Source data
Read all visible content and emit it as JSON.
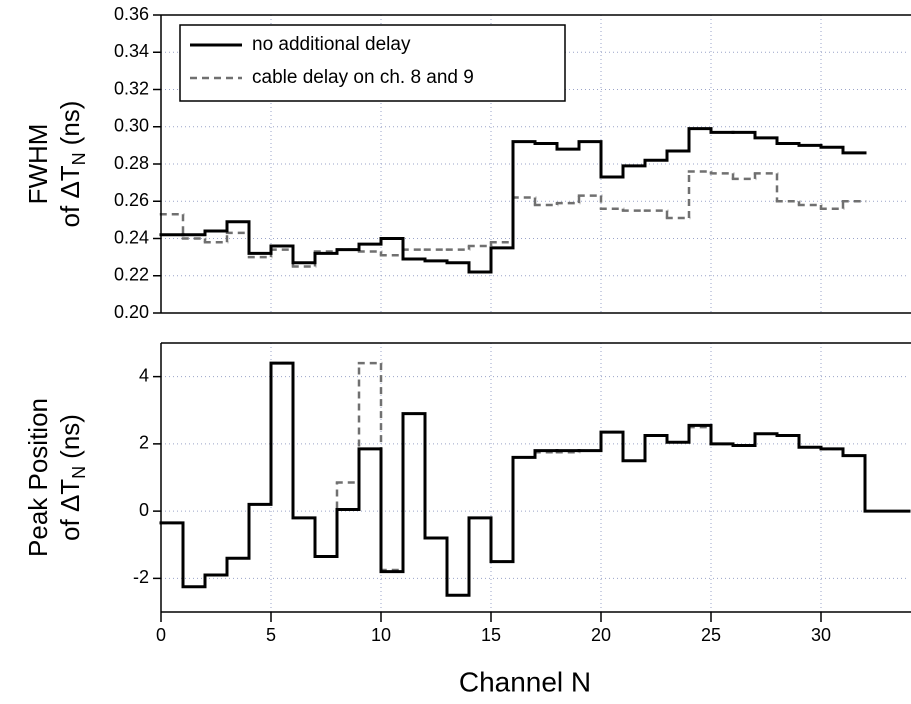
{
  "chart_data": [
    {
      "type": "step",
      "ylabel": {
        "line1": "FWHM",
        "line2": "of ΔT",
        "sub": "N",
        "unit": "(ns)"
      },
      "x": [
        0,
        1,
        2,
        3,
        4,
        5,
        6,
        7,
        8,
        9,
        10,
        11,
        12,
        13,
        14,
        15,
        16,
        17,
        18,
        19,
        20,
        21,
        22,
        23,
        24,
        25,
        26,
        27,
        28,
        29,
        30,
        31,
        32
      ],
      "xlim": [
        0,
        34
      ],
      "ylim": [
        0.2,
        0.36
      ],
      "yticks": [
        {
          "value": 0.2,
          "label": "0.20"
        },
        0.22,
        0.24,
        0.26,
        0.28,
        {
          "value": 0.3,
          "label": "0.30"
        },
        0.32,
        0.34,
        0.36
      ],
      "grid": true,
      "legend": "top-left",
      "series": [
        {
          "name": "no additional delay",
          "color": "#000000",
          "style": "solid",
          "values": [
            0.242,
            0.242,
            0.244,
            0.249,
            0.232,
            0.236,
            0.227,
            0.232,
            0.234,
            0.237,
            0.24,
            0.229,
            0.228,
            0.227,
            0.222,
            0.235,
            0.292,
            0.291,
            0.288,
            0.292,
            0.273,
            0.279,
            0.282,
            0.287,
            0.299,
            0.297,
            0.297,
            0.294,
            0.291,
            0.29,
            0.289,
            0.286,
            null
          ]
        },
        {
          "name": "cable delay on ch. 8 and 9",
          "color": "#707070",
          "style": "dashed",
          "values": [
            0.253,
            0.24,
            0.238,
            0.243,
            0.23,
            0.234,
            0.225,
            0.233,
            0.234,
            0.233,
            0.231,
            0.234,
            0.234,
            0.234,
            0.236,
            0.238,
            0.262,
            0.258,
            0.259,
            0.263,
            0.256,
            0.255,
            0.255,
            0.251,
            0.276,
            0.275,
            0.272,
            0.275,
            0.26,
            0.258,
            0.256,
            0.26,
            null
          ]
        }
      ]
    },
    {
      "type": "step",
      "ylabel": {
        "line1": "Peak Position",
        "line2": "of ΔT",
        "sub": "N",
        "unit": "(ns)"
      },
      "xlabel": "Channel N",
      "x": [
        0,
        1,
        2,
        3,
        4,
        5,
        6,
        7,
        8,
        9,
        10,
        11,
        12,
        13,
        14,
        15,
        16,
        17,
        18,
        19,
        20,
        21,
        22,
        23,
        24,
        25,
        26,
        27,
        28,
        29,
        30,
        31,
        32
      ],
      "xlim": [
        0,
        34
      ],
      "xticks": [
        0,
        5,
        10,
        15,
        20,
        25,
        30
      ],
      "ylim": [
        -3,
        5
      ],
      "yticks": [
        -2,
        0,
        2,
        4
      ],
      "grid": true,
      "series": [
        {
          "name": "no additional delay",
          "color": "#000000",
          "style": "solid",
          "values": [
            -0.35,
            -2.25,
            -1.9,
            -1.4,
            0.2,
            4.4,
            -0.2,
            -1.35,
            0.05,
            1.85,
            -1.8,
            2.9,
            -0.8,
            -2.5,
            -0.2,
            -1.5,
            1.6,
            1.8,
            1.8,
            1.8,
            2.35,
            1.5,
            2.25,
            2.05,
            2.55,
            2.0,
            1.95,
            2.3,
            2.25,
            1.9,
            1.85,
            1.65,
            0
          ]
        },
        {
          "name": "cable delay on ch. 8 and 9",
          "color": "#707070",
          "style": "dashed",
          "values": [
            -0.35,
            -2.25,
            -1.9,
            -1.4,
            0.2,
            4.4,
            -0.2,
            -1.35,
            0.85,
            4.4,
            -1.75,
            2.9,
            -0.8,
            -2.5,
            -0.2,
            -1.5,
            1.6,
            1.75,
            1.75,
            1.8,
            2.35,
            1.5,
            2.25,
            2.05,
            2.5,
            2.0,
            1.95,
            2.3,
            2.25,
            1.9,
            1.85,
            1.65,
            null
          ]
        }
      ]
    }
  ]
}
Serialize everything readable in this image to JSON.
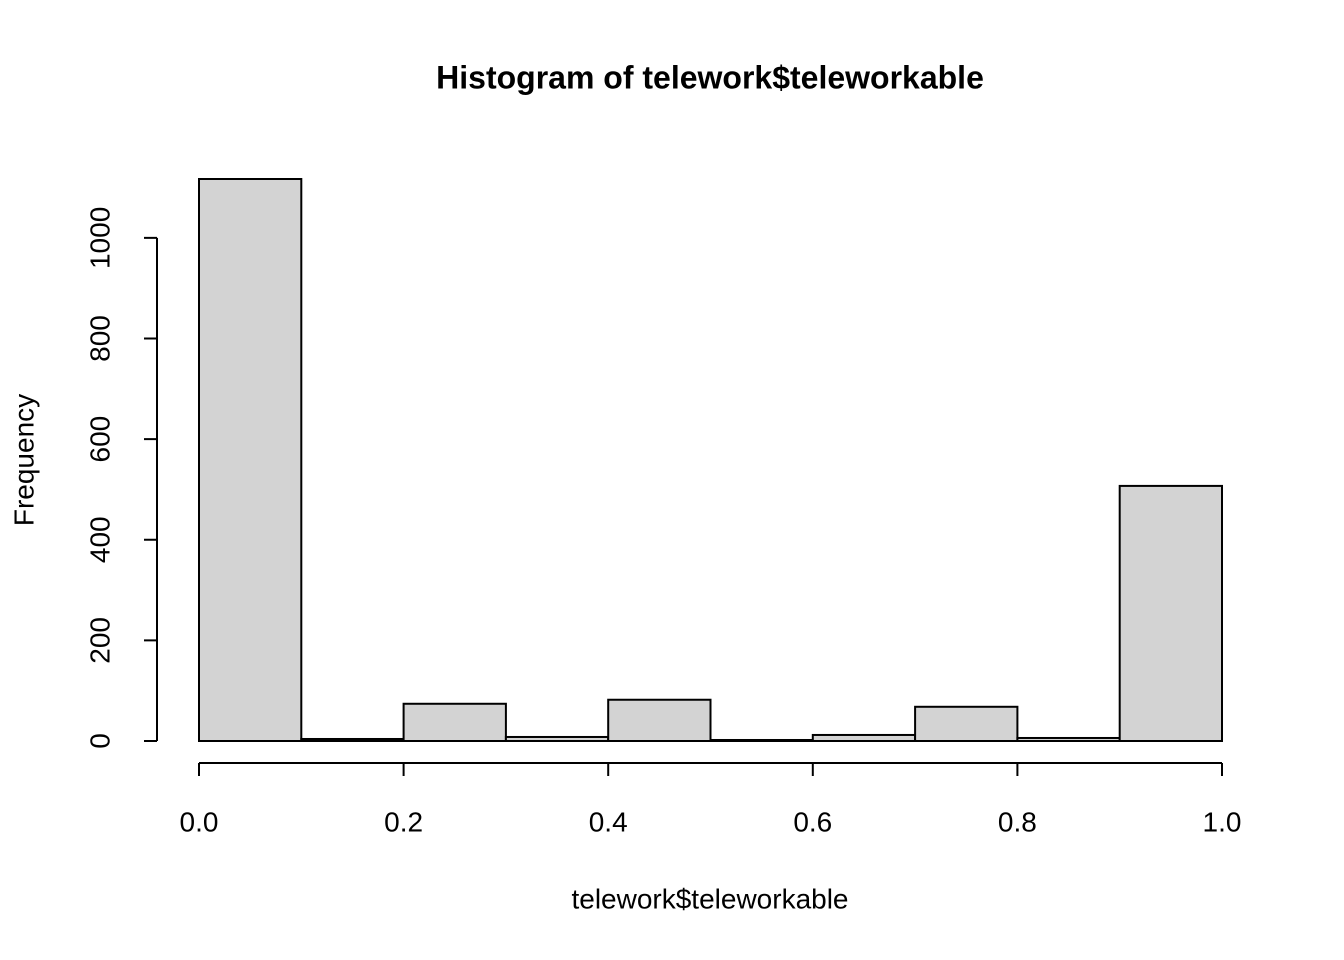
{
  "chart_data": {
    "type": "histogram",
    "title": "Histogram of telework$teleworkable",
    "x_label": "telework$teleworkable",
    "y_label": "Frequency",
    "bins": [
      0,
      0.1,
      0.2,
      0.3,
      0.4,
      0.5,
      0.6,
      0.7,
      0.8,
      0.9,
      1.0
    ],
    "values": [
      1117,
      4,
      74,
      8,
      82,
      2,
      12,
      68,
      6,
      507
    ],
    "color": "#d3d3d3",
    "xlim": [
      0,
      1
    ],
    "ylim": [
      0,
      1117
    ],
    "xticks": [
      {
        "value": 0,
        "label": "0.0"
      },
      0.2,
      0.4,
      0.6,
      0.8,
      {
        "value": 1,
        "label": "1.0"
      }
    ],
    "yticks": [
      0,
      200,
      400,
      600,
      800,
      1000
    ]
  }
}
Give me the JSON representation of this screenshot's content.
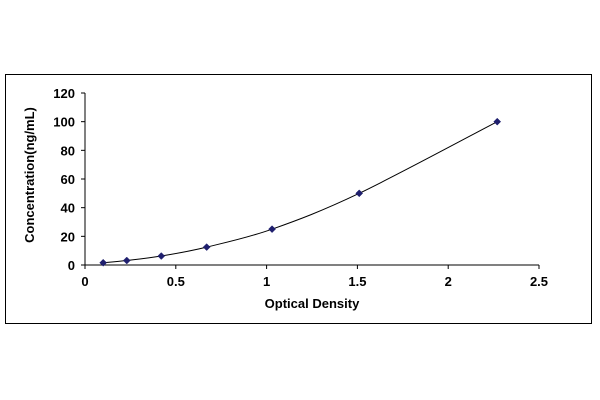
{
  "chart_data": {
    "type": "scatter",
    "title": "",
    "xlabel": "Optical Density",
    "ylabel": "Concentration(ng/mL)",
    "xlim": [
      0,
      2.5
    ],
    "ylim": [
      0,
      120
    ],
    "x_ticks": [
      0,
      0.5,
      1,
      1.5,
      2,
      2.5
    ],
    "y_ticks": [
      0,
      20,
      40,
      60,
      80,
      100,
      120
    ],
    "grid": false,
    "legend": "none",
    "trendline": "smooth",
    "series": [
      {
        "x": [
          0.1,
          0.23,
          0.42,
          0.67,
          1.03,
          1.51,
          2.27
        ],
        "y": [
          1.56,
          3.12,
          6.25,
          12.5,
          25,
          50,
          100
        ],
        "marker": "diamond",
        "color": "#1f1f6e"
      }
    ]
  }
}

- _WHAT YOU ARE ASKED TO DO_
Find and count the lines of the data that include the string "content", and report that figure by itself.

- _ANSWER TO THIS TASK_
2